GIVEN REQUEST
Copy out all lines of the records in which the word "amount" appears.

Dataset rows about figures
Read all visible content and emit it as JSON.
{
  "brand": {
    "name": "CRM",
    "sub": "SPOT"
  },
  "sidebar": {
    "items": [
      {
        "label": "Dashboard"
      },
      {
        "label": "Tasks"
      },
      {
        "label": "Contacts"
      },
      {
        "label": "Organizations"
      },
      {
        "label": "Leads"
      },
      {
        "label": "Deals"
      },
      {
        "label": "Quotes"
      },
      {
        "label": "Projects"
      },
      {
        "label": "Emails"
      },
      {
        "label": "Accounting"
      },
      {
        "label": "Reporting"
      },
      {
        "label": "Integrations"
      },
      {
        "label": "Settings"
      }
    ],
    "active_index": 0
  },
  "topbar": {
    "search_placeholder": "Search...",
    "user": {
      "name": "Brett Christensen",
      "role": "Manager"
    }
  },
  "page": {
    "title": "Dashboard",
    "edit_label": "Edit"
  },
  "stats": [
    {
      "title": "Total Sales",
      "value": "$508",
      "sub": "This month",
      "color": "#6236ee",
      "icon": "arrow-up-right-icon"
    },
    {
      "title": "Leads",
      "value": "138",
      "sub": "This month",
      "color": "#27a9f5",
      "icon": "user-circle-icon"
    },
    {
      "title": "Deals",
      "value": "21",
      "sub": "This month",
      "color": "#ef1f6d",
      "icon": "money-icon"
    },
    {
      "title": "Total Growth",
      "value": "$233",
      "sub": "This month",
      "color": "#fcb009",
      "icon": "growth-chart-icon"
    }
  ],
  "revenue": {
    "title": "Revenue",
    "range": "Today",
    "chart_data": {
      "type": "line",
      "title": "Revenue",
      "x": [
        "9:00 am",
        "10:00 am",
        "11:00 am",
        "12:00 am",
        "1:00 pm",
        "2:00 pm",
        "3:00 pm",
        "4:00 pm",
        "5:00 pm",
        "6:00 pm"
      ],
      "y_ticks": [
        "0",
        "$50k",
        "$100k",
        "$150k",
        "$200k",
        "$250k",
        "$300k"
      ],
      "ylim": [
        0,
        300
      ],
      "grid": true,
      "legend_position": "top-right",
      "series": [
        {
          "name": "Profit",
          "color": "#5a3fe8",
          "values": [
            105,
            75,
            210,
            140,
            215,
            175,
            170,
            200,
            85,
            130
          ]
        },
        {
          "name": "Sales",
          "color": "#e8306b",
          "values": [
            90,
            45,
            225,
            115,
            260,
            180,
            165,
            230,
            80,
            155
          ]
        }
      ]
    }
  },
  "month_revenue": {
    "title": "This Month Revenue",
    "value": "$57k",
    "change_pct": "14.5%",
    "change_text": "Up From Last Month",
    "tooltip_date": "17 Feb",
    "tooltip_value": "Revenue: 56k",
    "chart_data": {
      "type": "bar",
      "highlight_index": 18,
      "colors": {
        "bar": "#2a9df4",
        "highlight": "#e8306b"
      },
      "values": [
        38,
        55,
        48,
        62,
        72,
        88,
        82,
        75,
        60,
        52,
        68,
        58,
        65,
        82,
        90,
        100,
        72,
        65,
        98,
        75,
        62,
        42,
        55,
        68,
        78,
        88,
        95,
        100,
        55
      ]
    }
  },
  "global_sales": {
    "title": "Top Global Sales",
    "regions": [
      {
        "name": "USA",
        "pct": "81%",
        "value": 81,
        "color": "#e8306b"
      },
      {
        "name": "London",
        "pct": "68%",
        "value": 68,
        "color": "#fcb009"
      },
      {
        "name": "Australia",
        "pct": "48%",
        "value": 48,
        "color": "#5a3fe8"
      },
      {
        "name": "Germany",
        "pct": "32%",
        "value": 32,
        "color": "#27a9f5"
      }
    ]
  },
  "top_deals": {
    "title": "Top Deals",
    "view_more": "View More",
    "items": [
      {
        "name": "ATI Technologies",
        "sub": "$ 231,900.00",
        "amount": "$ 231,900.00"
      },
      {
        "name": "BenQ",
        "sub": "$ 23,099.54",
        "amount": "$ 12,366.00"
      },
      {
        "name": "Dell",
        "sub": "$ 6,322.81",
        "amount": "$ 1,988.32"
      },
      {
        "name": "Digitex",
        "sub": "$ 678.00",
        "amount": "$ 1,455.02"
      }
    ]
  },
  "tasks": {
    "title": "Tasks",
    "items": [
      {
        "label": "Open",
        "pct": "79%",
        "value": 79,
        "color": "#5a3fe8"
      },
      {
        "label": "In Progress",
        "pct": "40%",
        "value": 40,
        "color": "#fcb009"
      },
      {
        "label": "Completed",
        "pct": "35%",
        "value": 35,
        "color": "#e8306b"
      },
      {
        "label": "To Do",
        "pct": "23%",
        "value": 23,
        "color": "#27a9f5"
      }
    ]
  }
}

IN RESPONSE
        "amount": "$ 231,900.00"
        "amount": "$ 12,366.00"
        "amount": "$ 1,988.32"
        "amount": "$ 1,455.02"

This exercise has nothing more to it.